BEGIN Document section

Public health experts estimate one in ten people suffer from some form of addiction. Addiction doesn’t include just the typical substances of alcohol, prescription pills, and illicit drugs. Gambling, sex and pornography addicts suffer terribly as well. With those staggering statistics, it’s highly probable someone in your family may have an addiction problem and is desperate for intervention and support.
To assist, you need to know what addiction is and how to recognize the signs a loved one is reaching out for help.
In order to know the signs a loved one needs help, it’s necessary to understand what addiction is and how it operates. This will allow you, as the family member or loved one, to be clear on the root causes of addiction. It will also help you to better grasp the complete scope of the issue.
First and foremost, it needs to be understood that addiction is a disease. The Merriam-Webster dictionary defines addiction as “a compulsive need for and use of a habit-forming behavior and/or substance.”
Addiction is a complex disorder. Those who suffer from addiction, and the loved ones around them, may have tremendous difficulty understanding what they’re up against as they try to find a way to overcome the disease of addiction. For many who find themselves stuck in the seemingly never-ending cycle of addiction, the magnitude of what they’re up against can feel overwhelming.
In order to understand the concept of drug addiction as a disease, it’s necessary to know about the disease model of addiction. According to the disease model, addiction is a brain disease that’s characterized by altered brain structure and functioning. These brain abnormalities cause people to become addicted to substances and activities revolving around the use of substances. It considers addiction irreversible once acquired. However, irreversible doesn’t mean uncontrollable.
The concept of addiction being a disease has only been around for a few decades. Before the disease model of addiction evolved, people viewed addiction as a moral or spiritual failing and addicts were seen in a dismal light. As research into addiction progressed in the 1930s, there was a gradual shift in the understanding of addiction as a whole. Once the disease model of addiction was created, those suffering from addiction were viewed in a more humane light, and the overall message that intervention, treatment, and recovery are possible became accepted.
The disease model of addiction is the common framework now used by addiction professionals. This philosophy guides advocacy efforts and treatment programming. There have been huge advances regarding how addiction is managed as a whole.
For example, it’s known that chronic drug and alcohol use alters brain chemistry and functioning. There are many studies showing people who suffer from substance addiction often have neurological and biological differences that were present before addiction occurred. Environmental influences, such as how a person was raised, family history of substance use and other triggers, play additional roles in the onset and course of addiction disease.
Looking at addiction as a disease helps addicts, and the loved ones around them, feel empowered to get help and make the changes necessary to improve their condition and regain their physical and psychological health. While it’s true that addiction is both chronic and progressive — it will worsen over time — a person’s condition can improve with the proper interventions. As with diseases like cancer and diabetes, addiction typically requires lifetime monitoring and additional help in order to keep it in check.
Lastly, when people look at addiction as a disease, they understand its overwhelming effect on lives and that the addict lacks the ability to quit on their own. By viewing addiction as a disease, people are better able to understand that no one sets out to be an addict. Through intensive therapy and support, the addict can address and overcome their addiction and live a healthier and happier life.

END Document section
BEGIN Record set

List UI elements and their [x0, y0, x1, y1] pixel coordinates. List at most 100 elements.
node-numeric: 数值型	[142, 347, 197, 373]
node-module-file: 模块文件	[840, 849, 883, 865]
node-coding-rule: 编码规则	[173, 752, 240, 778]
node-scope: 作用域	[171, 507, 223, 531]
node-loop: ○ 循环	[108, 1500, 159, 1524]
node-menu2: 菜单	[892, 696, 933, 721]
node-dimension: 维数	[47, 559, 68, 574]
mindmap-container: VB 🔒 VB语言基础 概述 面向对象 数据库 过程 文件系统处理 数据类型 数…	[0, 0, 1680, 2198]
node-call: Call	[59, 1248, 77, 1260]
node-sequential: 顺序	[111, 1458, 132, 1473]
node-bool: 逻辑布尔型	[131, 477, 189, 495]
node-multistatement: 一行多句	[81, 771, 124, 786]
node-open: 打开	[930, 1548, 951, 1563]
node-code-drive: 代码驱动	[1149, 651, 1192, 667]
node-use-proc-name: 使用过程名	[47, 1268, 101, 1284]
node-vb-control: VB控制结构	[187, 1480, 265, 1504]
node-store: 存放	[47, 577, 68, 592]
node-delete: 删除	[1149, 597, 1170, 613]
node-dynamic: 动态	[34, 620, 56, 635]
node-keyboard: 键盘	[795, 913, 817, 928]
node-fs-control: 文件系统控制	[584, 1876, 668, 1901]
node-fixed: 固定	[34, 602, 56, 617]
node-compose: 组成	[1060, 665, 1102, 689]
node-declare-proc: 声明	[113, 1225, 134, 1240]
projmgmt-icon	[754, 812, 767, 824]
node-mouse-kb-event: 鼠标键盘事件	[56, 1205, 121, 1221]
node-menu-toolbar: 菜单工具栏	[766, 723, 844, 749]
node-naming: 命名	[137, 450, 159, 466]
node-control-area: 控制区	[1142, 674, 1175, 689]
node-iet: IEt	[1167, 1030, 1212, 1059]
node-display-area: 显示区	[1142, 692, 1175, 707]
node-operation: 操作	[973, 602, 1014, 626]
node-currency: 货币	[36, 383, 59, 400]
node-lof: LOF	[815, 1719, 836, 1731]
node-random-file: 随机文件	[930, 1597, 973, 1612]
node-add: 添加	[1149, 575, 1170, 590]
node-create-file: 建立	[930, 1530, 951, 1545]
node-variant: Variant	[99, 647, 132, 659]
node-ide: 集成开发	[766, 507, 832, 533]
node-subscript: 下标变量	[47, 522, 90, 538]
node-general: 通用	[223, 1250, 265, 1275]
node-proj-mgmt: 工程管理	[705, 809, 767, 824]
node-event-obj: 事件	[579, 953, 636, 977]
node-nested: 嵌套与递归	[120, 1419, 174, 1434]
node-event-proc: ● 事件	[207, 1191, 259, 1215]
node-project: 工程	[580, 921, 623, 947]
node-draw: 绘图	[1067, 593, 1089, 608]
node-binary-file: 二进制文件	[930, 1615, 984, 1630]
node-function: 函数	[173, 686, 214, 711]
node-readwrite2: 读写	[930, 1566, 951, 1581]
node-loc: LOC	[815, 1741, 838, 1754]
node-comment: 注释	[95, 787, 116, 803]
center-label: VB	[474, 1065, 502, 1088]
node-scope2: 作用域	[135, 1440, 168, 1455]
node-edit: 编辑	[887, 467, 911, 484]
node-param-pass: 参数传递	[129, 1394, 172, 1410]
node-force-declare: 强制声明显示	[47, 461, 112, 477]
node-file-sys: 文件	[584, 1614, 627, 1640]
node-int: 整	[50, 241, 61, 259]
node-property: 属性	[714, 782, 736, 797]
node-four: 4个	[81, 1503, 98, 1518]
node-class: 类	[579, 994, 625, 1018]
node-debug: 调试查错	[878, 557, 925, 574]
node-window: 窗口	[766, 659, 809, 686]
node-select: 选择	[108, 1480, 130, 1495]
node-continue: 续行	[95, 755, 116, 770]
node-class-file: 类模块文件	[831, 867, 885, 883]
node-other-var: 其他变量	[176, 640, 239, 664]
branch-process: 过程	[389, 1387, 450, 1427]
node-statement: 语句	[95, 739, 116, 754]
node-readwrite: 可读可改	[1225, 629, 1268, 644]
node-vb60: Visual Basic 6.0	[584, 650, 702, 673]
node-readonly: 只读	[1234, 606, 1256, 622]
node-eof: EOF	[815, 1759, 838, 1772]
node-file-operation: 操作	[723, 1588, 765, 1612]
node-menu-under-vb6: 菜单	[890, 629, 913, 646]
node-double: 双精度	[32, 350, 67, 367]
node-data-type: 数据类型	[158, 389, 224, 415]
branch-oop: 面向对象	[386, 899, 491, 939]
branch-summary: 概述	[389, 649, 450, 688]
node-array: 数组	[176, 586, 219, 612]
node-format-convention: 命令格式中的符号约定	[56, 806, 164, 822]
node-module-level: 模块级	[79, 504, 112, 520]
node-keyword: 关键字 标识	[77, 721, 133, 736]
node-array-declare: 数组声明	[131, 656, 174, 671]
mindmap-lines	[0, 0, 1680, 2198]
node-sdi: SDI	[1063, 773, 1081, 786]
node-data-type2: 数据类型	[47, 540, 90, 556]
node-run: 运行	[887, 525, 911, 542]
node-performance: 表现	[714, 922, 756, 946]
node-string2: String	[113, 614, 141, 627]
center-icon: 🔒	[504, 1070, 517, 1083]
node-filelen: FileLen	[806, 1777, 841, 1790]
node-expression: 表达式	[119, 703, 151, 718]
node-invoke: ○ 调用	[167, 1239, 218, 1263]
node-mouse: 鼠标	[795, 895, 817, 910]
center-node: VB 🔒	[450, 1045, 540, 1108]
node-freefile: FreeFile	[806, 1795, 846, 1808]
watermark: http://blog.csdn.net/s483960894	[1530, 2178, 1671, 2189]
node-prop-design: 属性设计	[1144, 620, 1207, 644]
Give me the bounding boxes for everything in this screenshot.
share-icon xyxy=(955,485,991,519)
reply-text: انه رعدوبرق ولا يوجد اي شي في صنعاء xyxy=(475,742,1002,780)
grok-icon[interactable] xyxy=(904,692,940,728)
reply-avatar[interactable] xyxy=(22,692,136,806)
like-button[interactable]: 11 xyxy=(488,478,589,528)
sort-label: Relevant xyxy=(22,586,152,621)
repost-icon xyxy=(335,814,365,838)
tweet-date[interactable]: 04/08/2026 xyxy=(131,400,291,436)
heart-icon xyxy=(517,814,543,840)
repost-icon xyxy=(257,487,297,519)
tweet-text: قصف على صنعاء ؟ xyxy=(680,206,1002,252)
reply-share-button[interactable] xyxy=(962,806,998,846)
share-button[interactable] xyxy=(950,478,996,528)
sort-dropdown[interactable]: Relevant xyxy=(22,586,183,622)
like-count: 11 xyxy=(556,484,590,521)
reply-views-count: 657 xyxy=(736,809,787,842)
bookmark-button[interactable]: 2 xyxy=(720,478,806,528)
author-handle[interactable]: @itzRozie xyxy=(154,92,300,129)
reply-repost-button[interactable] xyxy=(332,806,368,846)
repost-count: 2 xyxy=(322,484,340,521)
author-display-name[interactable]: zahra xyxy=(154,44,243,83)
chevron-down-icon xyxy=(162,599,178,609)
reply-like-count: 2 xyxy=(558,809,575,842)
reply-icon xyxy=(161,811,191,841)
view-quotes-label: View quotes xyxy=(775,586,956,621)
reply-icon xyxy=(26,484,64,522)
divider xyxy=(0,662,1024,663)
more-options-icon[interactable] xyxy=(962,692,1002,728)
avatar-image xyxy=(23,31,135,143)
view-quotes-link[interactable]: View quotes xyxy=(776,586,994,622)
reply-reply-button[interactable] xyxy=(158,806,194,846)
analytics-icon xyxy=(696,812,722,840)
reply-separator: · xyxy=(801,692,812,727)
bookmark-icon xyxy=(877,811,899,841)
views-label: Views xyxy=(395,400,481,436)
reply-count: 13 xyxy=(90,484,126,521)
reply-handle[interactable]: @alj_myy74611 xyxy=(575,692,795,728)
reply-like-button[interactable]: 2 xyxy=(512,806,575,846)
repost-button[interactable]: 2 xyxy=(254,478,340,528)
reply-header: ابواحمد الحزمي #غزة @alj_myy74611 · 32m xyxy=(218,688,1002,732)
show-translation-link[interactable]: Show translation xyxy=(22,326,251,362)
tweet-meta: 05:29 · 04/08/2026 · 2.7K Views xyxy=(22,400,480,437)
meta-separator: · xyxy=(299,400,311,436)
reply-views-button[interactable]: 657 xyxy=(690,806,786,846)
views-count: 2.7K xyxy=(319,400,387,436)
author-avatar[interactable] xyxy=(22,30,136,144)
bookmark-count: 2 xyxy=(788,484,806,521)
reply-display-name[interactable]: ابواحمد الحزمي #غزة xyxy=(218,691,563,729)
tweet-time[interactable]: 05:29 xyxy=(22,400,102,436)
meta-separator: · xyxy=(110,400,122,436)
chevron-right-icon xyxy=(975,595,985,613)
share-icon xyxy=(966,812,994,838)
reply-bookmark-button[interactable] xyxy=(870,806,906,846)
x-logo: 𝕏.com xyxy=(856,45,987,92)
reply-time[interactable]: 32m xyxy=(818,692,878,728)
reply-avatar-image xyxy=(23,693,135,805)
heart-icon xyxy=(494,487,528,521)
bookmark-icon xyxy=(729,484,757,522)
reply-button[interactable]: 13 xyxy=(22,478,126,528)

END Record set

● Required work:
[1] In the text on addiction, reproduce the passage starting with "Lastly, when people" and going on through "and happier life.".
[2] Render this sentence from the text on addiction into Spanish: "The disease model of addiction is the common framework now used by addiction professionals."
[3] Carry the text on addiction forward with the next part, beginning after its final sentence.

● Task responses:
[1]
Lastly, when people look at addiction as a disease, they understand its overwhelming effect on lives and that the addict lacks the ability to quit on their own. By viewing addiction as a disease, people are better able to understand that no one sets out to be an addict. Through intensive therapy and support, the addict can address and overcome their addiction and live a healthier and happier life.

[2] El modelo de enfermedad de la adicción es el marco común que utilizan actualmente los profesionales de la adicción.

[3]
Addicts are usually the first to know of the addiction problem, often subconsciously. Often, they cry out for help from their loved ones. These cries come in many forms, and it’s vital to know the signs of when a loved one needs help.
Recognizing Signs a Loved One Needs Help
Being able to appropriately support a loved one begins with recognition. This means knowing the warning signs and symptoms of addiction. Here are ten common signs of addictive behavior:
- Noticeable fluctuations in mood
- Fluctuating levels of sleep and energy
- Secretiveness and evasiveness
- Frequent lying and dishonesty
- Unexplainable weight gain or loss
- Frequent absences from work or other obligations
- Loss of interest in activities they used to enjoy
- Frequent unexplained disappearances
- Unusual changes in appearance and attitude
- Valuables start to disappear mysteriously
The above are the red flags that say your loved one needs help. These signs often present themselves together over time to paint a clearer picture of potential addiction.
- Noticeable fluctuations in mood: With addicts, moods shift rapidly from one extreme to the other — usually without any reasonable explanation. Keep in mind, though, that mood swings can also be a sign of other disorders. An addiction treatment specialist can assess whether your loved one may have a mental health issue that needs to be addressed in addition to addiction.
- Fluctuations in sleep or energy levels: Addicts can seem lethargic or fatigued. They take frequent naps one day then appear practically manic the next, needing little or no sleep. Some drugs, like cocaine and methamphetamines, are stimulants. Others, like benzodiazepines and other types of depressants, make the person drowsy.
- Secretiveness and evasiveness: People facing substance abuse are often extremely secretive in their behavior. They go to great lengths to hide their addiction. They may require more privacy and be evasive when you ask them questions about where they’ve been or why they’re acting in an unusual manner.
- Frequent lying: Along the same lines of being secretive, many addicts will flat-out lie to keep you in the dark and prevent you from interfering.
- Unexplainable weight gain or loss: Many substances interfere with appetite and metabolism, causing the person to eat more than usual or burn calories at a faster rate. Additionally, an addiction to food (which is almost always hidden) often leads to significant weight gain over time. Illicit drugs, such as cocaine and methamphetamines, are classic contributors to sudden and drastic weight loss.
- Frequent absences from work or other obligations: Addicts often miss work or school. This may be due to feeling ill from a hangover or drug binge, spending time indulging in their addiction, losing track of time or no longer caring about their responsibilities.
- Loss of interest in activities they used to enjoy: Most addicts devote an increasing amount of time to their addiction. They no longer have time for, or interest in, friends, family functions, hobbies or other activities that were once important. If your loved one suddenly starts withdrawing socially or declining invitations, it’s another indicator that addiction treatment may be necessary.
- Frequent unexplained disappearances: This is another area where lying comes into play. Addicts don’t want you to know what they’re doing or where they’re going, so they become secretive or evasive when you ask. They make up cover stories that don’t quite fit, leaving you uneasy and suspicious.
- Unusual changes in appearance or attitude: Addictions significantly impact the person’s life — including how they spend their time, who they spend it with (which may include wearing a certain type of clothing in order to fit in) and their attitude about life in general. If your once sweet and cooperative teenager suddenly becomes cocky and disagreeable, an addiction may be the cause.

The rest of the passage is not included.